**PROBLEM STATEMENT:**
Reproduce every one of the following rows verbatim, keeping them in the same order.

== DATA

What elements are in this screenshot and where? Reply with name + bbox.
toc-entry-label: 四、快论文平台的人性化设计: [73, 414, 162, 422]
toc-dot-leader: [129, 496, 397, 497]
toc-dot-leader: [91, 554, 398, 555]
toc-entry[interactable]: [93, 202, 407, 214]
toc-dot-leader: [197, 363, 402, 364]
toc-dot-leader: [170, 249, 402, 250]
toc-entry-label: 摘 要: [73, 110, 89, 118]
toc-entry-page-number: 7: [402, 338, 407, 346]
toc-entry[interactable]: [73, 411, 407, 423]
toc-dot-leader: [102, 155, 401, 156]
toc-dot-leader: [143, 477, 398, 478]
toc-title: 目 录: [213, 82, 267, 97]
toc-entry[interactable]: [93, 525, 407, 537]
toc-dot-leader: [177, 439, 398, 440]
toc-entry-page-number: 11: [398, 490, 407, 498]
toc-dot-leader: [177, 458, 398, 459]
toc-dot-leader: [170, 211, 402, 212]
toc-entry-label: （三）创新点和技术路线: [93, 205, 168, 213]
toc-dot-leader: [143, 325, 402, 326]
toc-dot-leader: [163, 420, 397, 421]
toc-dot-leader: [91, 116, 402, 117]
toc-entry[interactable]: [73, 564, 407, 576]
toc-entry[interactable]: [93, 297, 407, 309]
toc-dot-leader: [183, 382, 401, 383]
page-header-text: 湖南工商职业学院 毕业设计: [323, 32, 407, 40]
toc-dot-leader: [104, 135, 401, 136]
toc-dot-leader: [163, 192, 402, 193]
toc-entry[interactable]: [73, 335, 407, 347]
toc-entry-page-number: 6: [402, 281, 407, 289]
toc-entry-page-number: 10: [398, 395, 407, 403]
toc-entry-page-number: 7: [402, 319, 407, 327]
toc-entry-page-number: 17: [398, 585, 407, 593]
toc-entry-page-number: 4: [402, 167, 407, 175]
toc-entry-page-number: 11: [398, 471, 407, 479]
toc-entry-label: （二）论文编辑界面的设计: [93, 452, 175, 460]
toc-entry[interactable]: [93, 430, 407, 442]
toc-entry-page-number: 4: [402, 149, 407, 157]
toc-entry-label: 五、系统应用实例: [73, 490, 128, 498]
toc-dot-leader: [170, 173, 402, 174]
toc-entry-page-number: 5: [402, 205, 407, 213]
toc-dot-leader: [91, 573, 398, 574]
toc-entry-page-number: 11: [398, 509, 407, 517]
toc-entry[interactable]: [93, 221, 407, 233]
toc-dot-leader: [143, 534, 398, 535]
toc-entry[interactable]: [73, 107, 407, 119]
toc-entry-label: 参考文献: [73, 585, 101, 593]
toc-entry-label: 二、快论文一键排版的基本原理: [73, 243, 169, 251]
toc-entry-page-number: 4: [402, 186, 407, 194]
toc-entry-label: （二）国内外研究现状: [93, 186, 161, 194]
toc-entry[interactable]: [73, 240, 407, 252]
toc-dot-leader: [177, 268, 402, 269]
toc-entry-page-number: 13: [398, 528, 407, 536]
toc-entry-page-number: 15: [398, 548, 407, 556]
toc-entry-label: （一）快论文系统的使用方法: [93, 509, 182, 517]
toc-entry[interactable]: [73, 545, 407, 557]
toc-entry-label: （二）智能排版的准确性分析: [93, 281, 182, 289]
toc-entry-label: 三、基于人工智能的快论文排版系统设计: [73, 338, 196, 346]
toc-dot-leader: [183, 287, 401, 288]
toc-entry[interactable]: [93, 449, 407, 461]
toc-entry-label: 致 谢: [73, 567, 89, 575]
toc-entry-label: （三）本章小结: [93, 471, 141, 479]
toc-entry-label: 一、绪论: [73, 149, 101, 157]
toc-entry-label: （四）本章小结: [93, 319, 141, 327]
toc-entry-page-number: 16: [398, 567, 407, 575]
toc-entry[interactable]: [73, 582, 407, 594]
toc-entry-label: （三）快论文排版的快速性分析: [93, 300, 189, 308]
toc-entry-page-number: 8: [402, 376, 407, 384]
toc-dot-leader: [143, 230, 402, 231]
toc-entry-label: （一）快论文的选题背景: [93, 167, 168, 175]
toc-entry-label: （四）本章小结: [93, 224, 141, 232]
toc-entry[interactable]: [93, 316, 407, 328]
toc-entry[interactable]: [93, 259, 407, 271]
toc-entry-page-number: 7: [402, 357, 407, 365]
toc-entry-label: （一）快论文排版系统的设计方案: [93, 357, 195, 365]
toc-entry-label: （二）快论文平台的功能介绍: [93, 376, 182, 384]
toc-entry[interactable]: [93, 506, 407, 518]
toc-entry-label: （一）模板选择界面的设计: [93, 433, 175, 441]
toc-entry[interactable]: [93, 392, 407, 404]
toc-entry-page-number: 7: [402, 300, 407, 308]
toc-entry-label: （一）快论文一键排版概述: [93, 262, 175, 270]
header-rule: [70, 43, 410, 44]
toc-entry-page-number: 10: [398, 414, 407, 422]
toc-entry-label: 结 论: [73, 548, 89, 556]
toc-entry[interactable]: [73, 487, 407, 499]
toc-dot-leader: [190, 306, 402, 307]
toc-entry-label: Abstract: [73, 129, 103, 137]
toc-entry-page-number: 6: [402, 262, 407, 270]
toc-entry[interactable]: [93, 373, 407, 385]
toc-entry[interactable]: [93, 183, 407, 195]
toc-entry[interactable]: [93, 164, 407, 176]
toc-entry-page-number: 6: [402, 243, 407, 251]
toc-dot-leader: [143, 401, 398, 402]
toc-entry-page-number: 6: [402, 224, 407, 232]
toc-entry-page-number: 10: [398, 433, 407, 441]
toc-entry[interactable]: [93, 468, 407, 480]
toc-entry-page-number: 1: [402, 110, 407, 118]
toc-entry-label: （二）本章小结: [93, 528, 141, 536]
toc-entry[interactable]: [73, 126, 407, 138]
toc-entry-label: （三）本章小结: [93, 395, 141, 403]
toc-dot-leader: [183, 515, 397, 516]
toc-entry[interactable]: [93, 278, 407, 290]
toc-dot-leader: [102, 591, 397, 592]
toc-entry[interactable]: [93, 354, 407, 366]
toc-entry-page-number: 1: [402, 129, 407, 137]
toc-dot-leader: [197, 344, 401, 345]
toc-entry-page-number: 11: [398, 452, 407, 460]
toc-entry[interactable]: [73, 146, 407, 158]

====

**SOLUTION TO THIS EXERCISE:**
What elements are in this screenshot and where? Reply with name + bbox.
toc-entry-label: 四、快论文平台的人性化设计: [73, 414, 162, 422]
toc-dot-leader: [129, 496, 397, 497]
toc-dot-leader: [91, 554, 398, 555]
toc-entry[interactable]: [93, 202, 407, 214]
toc-dot-leader: [197, 363, 402, 364]
toc-dot-leader: [170, 249, 402, 250]
toc-entry-label: 摘 要: [73, 110, 89, 118]
toc-entry-page-number: 7: [402, 338, 407, 346]
toc-entry[interactable]: [73, 411, 407, 423]
toc-dot-leader: [102, 155, 401, 156]
toc-dot-leader: [143, 477, 398, 478]
toc-title: 目 录: [213, 82, 267, 97]
toc-entry[interactable]: [93, 525, 407, 537]
toc-dot-leader: [177, 439, 398, 440]
toc-entry-page-number: 11: [398, 490, 407, 498]
toc-dot-leader: [177, 458, 398, 459]
toc-dot-leader: [170, 211, 402, 212]
toc-entry-label: （三）创新点和技术路线: [93, 205, 168, 213]
toc-dot-leader: [143, 325, 402, 326]
toc-dot-leader: [163, 420, 397, 421]
toc-dot-leader: [91, 116, 402, 117]
toc-entry[interactable]: [73, 564, 407, 576]
toc-entry[interactable]: [93, 297, 407, 309]
toc-dot-leader: [183, 382, 401, 383]
page-header-text: 湖南工商职业学院 毕业设计: [323, 32, 407, 40]
toc-dot-leader: [104, 135, 401, 136]
toc-dot-leader: [163, 192, 402, 193]
toc-entry[interactable]: [73, 335, 407, 347]
toc-entry-page-number: 6: [402, 281, 407, 289]
toc-entry-page-number: 10: [398, 395, 407, 403]
toc-entry-page-number: 7: [402, 319, 407, 327]
toc-entry-page-number: 17: [398, 585, 407, 593]
toc-entry-page-number: 4: [402, 167, 407, 175]
toc-entry-page-number: 11: [398, 471, 407, 479]
toc-entry-label: （二）论文编辑界面的设计: [93, 452, 175, 460]
toc-entry[interactable]: [93, 430, 407, 442]
toc-entry-page-number: 4: [402, 149, 407, 157]
toc-entry-label: 五、系统应用实例: [73, 490, 128, 498]
toc-dot-leader: [170, 173, 402, 174]
toc-entry-page-number: 5: [402, 205, 407, 213]
toc-dot-leader: [91, 573, 398, 574]
toc-entry-page-number: 11: [398, 509, 407, 517]
toc-entry[interactable]: [93, 221, 407, 233]
toc-dot-leader: [143, 534, 398, 535]
toc-entry[interactable]: [73, 107, 407, 119]
toc-entry-label: 参考文献: [73, 585, 101, 593]
toc-entry-label: 二、快论文一键排版的基本原理: [73, 243, 169, 251]
toc-entry-page-number: 4: [402, 186, 407, 194]
toc-entry-label: （二）国内外研究现状: [93, 186, 161, 194]
toc-entry[interactable]: [73, 240, 407, 252]
toc-dot-leader: [177, 268, 402, 269]
toc-entry-page-number: 13: [398, 528, 407, 536]
toc-entry-page-number: 15: [398, 548, 407, 556]
toc-entry-label: （一）快论文系统的使用方法: [93, 509, 182, 517]
toc-entry[interactable]: [73, 545, 407, 557]
toc-entry-label: （二）智能排版的准确性分析: [93, 281, 182, 289]
toc-entry-label: 三、基于人工智能的快论文排版系统设计: [73, 338, 196, 346]
toc-dot-leader: [183, 287, 401, 288]
toc-entry[interactable]: [93, 449, 407, 461]
toc-entry-label: 致 谢: [73, 567, 89, 575]
toc-entry-label: （三）本章小结: [93, 471, 141, 479]
toc-entry-label: 一、绪论: [73, 149, 101, 157]
toc-entry-label: （四）本章小结: [93, 319, 141, 327]
toc-entry-page-number: 16: [398, 567, 407, 575]
toc-entry[interactable]: [73, 582, 407, 594]
toc-entry-label: （三）快论文排版的快速性分析: [93, 300, 189, 308]
toc-entry-page-number: 8: [402, 376, 407, 384]
toc-dot-leader: [143, 230, 402, 231]
toc-entry-label: （一）快论文的选题背景: [93, 167, 168, 175]
toc-entry-label: （四）本章小结: [93, 224, 141, 232]
toc-entry[interactable]: [93, 316, 407, 328]
toc-entry[interactable]: [93, 259, 407, 271]
toc-entry-page-number: 7: [402, 357, 407, 365]
toc-entry-label: （一）快论文排版系统的设计方案: [93, 357, 195, 365]
toc-entry-label: （二）快论文平台的功能介绍: [93, 376, 182, 384]
toc-entry[interactable]: [93, 506, 407, 518]
toc-entry-label: （一）模板选择界面的设计: [93, 433, 175, 441]
toc-entry[interactable]: [93, 392, 407, 404]
toc-entry-page-number: 7: [402, 300, 407, 308]
toc-entry-label: （一）快论文一键排版概述: [93, 262, 175, 270]
header-rule: [70, 43, 410, 44]
toc-entry-page-number: 10: [398, 414, 407, 422]
toc-entry-label: 结 论: [73, 548, 89, 556]
toc-entry[interactable]: [73, 487, 407, 499]
toc-dot-leader: [190, 306, 402, 307]
toc-entry-label: Abstract: [73, 129, 103, 137]
toc-entry-page-number: 6: [402, 262, 407, 270]
toc-entry[interactable]: [93, 373, 407, 385]
toc-entry[interactable]: [93, 183, 407, 195]
toc-entry[interactable]: [93, 164, 407, 176]
toc-entry-page-number: 6: [402, 243, 407, 251]
toc-dot-leader: [143, 401, 398, 402]
toc-entry-page-number: 6: [402, 224, 407, 232]
toc-entry-page-number: 10: [398, 433, 407, 441]
toc-entry[interactable]: [93, 468, 407, 480]
toc-entry-page-number: 1: [402, 110, 407, 118]
toc-entry-label: （二）本章小结: [93, 528, 141, 536]
toc-entry[interactable]: [73, 126, 407, 138]
toc-entry-label: （三）本章小结: [93, 395, 141, 403]
toc-dot-leader: [183, 515, 397, 516]
toc-entry[interactable]: [93, 278, 407, 290]
toc-dot-leader: [102, 591, 397, 592]
toc-entry[interactable]: [93, 354, 407, 366]
toc-entry-page-number: 1: [402, 129, 407, 137]
toc-dot-leader: [197, 344, 401, 345]
toc-entry-page-number: 11: [398, 452, 407, 460]
toc-entry[interactable]: [73, 146, 407, 158]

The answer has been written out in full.